YOUR TASK » Locate the word "solution" in the data below, then copy every line that holds it.

━━ PROVIDED DATA

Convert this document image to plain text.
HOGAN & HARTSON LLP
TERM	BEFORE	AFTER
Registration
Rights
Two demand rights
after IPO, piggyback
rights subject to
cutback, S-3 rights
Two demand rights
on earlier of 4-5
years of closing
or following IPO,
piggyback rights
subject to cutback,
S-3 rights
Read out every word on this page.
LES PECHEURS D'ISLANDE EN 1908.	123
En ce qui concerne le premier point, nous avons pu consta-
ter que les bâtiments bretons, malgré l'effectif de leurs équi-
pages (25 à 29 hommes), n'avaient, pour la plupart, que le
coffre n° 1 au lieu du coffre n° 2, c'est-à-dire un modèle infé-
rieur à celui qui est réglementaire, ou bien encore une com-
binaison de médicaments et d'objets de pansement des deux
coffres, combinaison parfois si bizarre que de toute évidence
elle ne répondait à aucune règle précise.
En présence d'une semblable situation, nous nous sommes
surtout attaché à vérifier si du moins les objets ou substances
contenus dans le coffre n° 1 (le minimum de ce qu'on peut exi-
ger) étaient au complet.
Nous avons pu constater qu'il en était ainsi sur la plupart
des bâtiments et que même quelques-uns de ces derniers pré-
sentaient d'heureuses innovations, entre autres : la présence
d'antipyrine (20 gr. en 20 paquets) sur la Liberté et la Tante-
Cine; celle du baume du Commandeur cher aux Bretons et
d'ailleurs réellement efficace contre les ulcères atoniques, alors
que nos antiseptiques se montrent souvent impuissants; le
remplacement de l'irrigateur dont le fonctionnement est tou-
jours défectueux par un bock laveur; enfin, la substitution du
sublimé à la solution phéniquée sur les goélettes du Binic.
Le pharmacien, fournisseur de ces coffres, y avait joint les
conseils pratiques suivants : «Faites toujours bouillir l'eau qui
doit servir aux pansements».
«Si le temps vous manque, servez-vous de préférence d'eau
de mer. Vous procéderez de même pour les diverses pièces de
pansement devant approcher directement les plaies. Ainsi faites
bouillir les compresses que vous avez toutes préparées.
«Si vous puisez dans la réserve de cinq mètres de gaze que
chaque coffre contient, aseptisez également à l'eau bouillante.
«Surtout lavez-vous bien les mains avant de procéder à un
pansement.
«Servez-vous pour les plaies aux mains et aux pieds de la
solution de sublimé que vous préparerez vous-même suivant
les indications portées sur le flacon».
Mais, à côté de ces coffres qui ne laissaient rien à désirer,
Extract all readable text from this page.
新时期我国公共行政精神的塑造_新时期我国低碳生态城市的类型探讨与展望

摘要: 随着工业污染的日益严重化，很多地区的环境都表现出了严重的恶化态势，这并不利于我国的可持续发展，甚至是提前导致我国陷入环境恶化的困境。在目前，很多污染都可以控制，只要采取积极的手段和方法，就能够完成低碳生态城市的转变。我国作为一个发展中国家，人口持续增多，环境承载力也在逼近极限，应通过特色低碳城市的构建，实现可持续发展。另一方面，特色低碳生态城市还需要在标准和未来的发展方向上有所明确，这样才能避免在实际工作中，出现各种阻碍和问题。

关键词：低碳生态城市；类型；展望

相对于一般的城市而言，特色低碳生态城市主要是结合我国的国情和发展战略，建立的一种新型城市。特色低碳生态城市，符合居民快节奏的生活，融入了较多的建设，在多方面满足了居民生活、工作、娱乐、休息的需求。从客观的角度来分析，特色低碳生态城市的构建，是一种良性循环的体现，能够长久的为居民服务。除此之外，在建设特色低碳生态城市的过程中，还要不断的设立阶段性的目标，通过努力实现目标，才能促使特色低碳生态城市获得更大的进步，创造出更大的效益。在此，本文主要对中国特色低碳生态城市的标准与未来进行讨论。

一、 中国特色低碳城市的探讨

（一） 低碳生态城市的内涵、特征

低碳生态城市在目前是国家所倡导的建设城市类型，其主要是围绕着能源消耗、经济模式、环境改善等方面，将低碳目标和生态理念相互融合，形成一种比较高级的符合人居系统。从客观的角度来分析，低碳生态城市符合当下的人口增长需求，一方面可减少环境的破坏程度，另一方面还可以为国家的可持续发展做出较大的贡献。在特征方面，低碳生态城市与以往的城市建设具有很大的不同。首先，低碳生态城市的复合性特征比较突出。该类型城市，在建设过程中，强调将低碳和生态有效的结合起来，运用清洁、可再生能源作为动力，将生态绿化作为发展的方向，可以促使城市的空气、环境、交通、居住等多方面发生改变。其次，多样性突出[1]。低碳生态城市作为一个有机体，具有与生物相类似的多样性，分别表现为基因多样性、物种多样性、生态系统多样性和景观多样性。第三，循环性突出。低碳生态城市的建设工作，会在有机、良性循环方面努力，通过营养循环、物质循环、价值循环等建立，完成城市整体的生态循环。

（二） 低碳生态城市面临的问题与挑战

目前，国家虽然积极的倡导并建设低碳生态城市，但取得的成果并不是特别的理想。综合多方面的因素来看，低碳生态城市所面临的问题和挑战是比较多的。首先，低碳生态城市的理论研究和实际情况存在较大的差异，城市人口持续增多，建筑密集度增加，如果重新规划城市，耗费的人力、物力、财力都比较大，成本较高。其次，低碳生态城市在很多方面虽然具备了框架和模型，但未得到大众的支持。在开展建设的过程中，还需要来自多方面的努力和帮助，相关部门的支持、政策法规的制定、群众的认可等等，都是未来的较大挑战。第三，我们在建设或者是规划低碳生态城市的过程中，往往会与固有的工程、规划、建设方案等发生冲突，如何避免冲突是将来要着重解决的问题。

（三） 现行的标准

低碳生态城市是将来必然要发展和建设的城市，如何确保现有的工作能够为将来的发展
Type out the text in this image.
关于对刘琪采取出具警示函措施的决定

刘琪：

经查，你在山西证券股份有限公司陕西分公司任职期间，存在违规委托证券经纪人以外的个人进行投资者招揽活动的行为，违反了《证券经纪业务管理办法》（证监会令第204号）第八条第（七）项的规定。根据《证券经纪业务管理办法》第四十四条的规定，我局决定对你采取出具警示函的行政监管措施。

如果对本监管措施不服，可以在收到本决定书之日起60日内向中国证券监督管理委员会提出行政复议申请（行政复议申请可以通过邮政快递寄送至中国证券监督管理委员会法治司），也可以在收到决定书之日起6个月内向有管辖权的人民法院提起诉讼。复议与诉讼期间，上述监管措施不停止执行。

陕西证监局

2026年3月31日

━━━━

COMPLETED EXERCISE »
sublimé à la solution phéniquée sur les goélettes du Binic.
solution de sublimé que vous préparerez vous-même suivant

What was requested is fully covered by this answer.